__WRITTEN PROBLEM__
Return the following lines unchanged.

__Box annotation data__
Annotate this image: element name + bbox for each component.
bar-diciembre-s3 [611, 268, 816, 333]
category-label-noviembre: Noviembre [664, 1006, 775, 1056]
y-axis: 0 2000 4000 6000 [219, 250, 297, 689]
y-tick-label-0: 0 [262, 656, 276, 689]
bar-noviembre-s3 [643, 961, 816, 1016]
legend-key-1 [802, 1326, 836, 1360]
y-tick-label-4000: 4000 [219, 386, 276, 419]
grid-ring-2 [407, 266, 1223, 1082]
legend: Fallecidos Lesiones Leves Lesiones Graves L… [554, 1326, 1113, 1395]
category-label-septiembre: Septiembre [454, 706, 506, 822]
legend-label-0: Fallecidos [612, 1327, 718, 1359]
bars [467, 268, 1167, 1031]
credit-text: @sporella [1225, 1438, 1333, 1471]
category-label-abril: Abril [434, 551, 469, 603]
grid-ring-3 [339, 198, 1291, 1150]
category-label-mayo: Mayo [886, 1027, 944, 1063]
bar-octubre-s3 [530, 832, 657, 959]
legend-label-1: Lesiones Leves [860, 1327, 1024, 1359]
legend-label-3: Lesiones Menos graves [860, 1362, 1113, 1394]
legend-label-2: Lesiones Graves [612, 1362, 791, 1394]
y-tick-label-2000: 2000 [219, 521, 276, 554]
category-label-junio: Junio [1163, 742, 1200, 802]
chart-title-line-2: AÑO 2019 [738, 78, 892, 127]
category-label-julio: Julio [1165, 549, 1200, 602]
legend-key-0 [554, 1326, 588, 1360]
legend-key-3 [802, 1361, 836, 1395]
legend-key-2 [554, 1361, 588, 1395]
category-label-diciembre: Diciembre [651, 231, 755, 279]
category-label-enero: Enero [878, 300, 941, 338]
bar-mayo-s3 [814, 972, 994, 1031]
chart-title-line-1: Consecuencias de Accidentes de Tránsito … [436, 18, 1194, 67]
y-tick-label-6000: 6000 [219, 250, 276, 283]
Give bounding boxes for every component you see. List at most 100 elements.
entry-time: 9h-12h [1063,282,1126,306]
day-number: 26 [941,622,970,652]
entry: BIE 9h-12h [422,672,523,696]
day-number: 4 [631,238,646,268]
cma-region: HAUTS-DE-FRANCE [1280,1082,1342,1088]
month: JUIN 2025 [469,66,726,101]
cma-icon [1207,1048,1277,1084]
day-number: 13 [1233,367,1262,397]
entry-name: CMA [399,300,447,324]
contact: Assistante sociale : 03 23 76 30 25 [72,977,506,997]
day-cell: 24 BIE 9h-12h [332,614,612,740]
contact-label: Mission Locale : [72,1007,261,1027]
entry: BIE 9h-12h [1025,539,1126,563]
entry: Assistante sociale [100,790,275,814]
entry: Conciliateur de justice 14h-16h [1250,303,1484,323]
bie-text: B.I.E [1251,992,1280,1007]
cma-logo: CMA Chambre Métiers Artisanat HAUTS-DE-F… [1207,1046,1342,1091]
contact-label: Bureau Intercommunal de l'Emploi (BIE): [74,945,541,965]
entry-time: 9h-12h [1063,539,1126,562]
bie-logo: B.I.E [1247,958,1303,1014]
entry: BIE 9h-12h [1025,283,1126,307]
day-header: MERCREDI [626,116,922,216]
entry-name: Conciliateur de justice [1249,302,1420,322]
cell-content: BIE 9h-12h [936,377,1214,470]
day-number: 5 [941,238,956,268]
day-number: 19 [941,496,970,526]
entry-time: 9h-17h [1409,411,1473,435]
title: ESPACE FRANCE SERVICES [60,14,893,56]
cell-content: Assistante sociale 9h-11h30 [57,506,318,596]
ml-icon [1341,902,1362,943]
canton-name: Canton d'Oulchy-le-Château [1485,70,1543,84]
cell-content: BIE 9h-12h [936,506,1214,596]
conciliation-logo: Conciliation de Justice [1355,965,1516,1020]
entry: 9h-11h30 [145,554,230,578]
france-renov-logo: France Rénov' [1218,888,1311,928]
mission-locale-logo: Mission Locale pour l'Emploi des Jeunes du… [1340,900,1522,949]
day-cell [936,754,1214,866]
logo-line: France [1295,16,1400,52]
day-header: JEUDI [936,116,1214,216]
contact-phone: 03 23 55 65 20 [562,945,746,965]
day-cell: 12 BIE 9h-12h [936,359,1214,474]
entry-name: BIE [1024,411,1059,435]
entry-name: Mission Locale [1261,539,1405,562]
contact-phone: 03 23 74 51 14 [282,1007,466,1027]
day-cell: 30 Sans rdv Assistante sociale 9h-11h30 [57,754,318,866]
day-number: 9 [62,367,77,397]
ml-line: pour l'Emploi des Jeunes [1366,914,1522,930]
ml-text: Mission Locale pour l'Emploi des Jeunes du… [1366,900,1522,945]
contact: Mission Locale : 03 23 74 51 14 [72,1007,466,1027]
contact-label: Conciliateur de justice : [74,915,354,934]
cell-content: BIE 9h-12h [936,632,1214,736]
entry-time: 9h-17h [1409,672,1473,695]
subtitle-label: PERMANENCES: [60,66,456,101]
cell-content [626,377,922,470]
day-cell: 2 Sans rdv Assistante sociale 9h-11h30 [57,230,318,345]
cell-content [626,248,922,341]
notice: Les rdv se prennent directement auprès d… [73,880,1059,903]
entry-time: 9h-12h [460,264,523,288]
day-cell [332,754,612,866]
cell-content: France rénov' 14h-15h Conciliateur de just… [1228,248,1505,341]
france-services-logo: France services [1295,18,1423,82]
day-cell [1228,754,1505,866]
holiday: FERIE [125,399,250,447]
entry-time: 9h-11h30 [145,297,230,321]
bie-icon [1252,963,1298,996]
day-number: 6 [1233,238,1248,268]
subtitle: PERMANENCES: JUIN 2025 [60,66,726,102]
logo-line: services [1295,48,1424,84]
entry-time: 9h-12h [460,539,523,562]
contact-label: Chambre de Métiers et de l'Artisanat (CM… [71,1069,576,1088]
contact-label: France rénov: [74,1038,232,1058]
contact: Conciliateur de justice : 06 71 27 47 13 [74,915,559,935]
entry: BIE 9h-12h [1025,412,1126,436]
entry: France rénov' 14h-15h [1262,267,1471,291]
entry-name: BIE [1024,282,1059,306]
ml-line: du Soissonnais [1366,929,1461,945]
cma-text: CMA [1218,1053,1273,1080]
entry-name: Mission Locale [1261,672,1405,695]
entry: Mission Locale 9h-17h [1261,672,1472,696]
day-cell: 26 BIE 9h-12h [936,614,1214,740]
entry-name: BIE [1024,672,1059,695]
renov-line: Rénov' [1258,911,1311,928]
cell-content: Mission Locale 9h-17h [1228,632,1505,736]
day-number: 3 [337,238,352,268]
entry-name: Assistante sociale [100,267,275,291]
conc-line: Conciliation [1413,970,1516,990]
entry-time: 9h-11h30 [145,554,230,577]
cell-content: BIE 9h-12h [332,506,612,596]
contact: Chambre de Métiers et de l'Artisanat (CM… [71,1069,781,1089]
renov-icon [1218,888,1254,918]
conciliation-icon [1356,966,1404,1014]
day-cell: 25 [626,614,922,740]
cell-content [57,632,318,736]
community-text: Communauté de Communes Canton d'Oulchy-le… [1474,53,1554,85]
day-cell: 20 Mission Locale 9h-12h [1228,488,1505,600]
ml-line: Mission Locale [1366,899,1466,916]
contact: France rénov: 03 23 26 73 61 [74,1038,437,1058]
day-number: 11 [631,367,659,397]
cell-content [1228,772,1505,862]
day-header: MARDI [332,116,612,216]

__ANSWER TO THIS TASK__
Annotate this image: element name + bbox for each component.
bar-diciembre-s3 [611, 268, 816, 333]
category-label-noviembre: Noviembre [664, 1006, 775, 1056]
y-axis: 0 2000 4000 6000 [219, 250, 297, 689]
y-tick-label-0: 0 [262, 656, 276, 689]
bar-noviembre-s3 [643, 961, 816, 1016]
legend-key-1 [802, 1326, 836, 1360]
y-tick-label-4000: 4000 [219, 386, 276, 419]
grid-ring-2 [407, 266, 1223, 1082]
legend: Fallecidos Lesiones Leves Lesiones Graves L… [554, 1326, 1113, 1395]
category-label-septiembre: Septiembre [454, 706, 506, 822]
legend-label-0: Fallecidos [612, 1327, 718, 1359]
bars [467, 268, 1167, 1031]
credit-text: @sporella [1225, 1438, 1333, 1471]
category-label-abril: Abril [434, 551, 469, 603]
grid-ring-3 [339, 198, 1291, 1150]
category-label-mayo: Mayo [886, 1027, 944, 1063]
bar-octubre-s3 [530, 832, 657, 959]
legend-label-1: Lesiones Leves [860, 1327, 1024, 1359]
legend-label-3: Lesiones Menos graves [860, 1362, 1113, 1394]
legend-label-2: Lesiones Graves [612, 1362, 791, 1394]
y-tick-label-2000: 2000 [219, 521, 276, 554]
category-label-junio: Junio [1163, 742, 1200, 802]
chart-title-line-2: AÑO 2019 [738, 78, 892, 127]
category-label-julio: Julio [1165, 549, 1200, 602]
legend-key-0 [554, 1326, 588, 1360]
legend-key-3 [802, 1361, 836, 1395]
legend-key-2 [554, 1361, 588, 1395]
category-label-diciembre: Diciembre [651, 231, 755, 279]
category-label-enero: Enero [878, 300, 941, 338]
bar-mayo-s3 [814, 972, 994, 1031]
chart-title-line-1: Consecuencias de Accidentes de Tránsito … [436, 18, 1194, 67]
y-tick-label-6000: 6000 [219, 250, 276, 283]
Give bounding boxes for every component you see. List at most 100 elements.
entry-time: 9h-12h [1063,282,1126,306]
day-number: 26 [941,622,970,652]
entry: BIE 9h-12h [422,672,523,696]
day-number: 4 [631,238,646,268]
cma-region: HAUTS-DE-FRANCE [1280,1082,1342,1088]
month: JUIN 2025 [469,66,726,101]
cma-icon [1207,1048,1277,1084]
day-number: 13 [1233,367,1262,397]
entry-name: CMA [399,300,447,324]
contact: Assistante sociale : 03 23 76 30 25 [72,977,506,997]
day-cell: 24 BIE 9h-12h [332,614,612,740]
contact-label: Mission Locale : [72,1007,261,1027]
entry: BIE 9h-12h [1025,539,1126,563]
entry: Assistante sociale [100,790,275,814]
entry: Conciliateur de justice 14h-16h [1250,303,1484,323]
bie-text: B.I.E [1251,992,1280,1007]
cma-logo: CMA Chambre Métiers Artisanat HAUTS-DE-F… [1207,1046,1342,1091]
contact-label: Bureau Intercommunal de l'Emploi (BIE): [74,945,541,965]
entry-time: 9h-12h [1063,539,1126,562]
bie-logo: B.I.E [1247,958,1303,1014]
entry: BIE 9h-12h [1025,283,1126,307]
day-header: MERCREDI [626,116,922,216]
entry-name: Conciliateur de justice [1249,302,1420,322]
cell-content: BIE 9h-12h [936,377,1214,470]
day-number: 5 [941,238,956,268]
day-number: 19 [941,496,970,526]
entry-time: 9h-17h [1409,411,1473,435]
title: ESPACE FRANCE SERVICES [60,14,893,56]
cell-content: Assistante sociale 9h-11h30 [57,506,318,596]
ml-icon [1341,902,1362,943]
canton-name: Canton d'Oulchy-le-Château [1485,70,1543,84]
cell-content: BIE 9h-12h [936,506,1214,596]
conciliation-logo: Conciliation de Justice [1355,965,1516,1020]
entry: 9h-11h30 [145,554,230,578]
france-renov-logo: France Rénov' [1218,888,1311,928]
mission-locale-logo: Mission Locale pour l'Emploi des Jeunes du… [1340,900,1522,949]
day-cell [936,754,1214,866]
logo-line: France [1295,16,1400,52]
day-header: JEUDI [936,116,1214,216]
contact-phone: 03 23 55 65 20 [562,945,746,965]
day-cell: 12 BIE 9h-12h [936,359,1214,474]
entry-name: BIE [1024,411,1059,435]
entry-name: Mission Locale [1261,539,1405,562]
contact-phone: 03 23 74 51 14 [282,1007,466,1027]
day-cell: 30 Sans rdv Assistante sociale 9h-11h30 [57,754,318,866]
day-number: 9 [62,367,77,397]
ml-line: pour l'Emploi des Jeunes [1366,914,1522,930]
ml-text: Mission Locale pour l'Emploi des Jeunes du… [1366,900,1522,945]
contact: Mission Locale : 03 23 74 51 14 [72,1007,466,1027]
contact-label: Conciliateur de justice : [74,915,354,934]
cell-content: BIE 9h-12h [936,632,1214,736]
entry-time: 9h-17h [1409,672,1473,695]
subtitle-label: PERMANENCES: [60,66,456,101]
cell-content [626,377,922,470]
day-cell: 2 Sans rdv Assistante sociale 9h-11h30 [57,230,318,345]
cell-content [626,248,922,341]
notice: Les rdv se prennent directement auprès d… [73,880,1059,903]
entry-time: 9h-12h [460,264,523,288]
day-cell [332,754,612,866]
cell-content: France rénov' 14h-15h Conciliateur de just… [1228,248,1505,341]
france-services-logo: France services [1295,18,1423,82]
day-cell [1228,754,1505,866]
holiday: FERIE [125,399,250,447]
entry-time: 9h-11h30 [145,297,230,321]
bie-icon [1252,963,1298,996]
day-number: 6 [1233,238,1248,268]
subtitle: PERMANENCES: JUIN 2025 [60,66,726,102]
logo-line: services [1295,48,1424,84]
entry-time: 9h-12h [460,539,523,562]
contact-label: Chambre de Métiers et de l'Artisanat (CM… [71,1069,576,1088]
contact-label: France rénov: [74,1038,232,1058]
contact: Conciliateur de justice : 06 71 27 47 13 [74,915,559,935]
entry: BIE 9h-12h [1025,412,1126,436]
entry: France rénov' 14h-15h [1262,267,1471,291]
entry-name: BIE [1024,282,1059,306]
ml-line: du Soissonnais [1366,929,1461,945]
cma-text: CMA [1218,1053,1273,1080]
entry-name: Mission Locale [1261,672,1405,695]
entry: Mission Locale 9h-17h [1261,672,1472,696]
day-cell: 26 BIE 9h-12h [936,614,1214,740]
entry-name: BIE [1024,672,1059,695]
renov-line: Rénov' [1258,911,1311,928]
cell-content: Mission Locale 9h-17h [1228,632,1505,736]
day-number: 3 [337,238,352,268]
entry-name: Assistante sociale [100,267,275,291]
conc-line: Conciliation [1413,970,1516,990]
entry-time: 9h-11h30 [145,554,230,577]
cell-content: BIE 9h-12h [332,506,612,596]
contact: Chambre de Métiers et de l'Artisanat (CM… [71,1069,781,1089]
renov-icon [1218,888,1254,918]
conciliation-icon [1356,966,1404,1014]
day-cell: 25 [626,614,922,740]
cell-content [57,632,318,736]
community-text: Communauté de Communes Canton d'Oulchy-le… [1474,53,1554,85]
day-cell: 20 Mission Locale 9h-12h [1228,488,1505,600]
ml-line: Mission Locale [1366,899,1466,916]
contact: France rénov: 03 23 26 73 61 [74,1038,437,1058]
day-number: 11 [631,367,659,397]
cell-content [1228,772,1505,862]
day-header: MARDI [332,116,612,216]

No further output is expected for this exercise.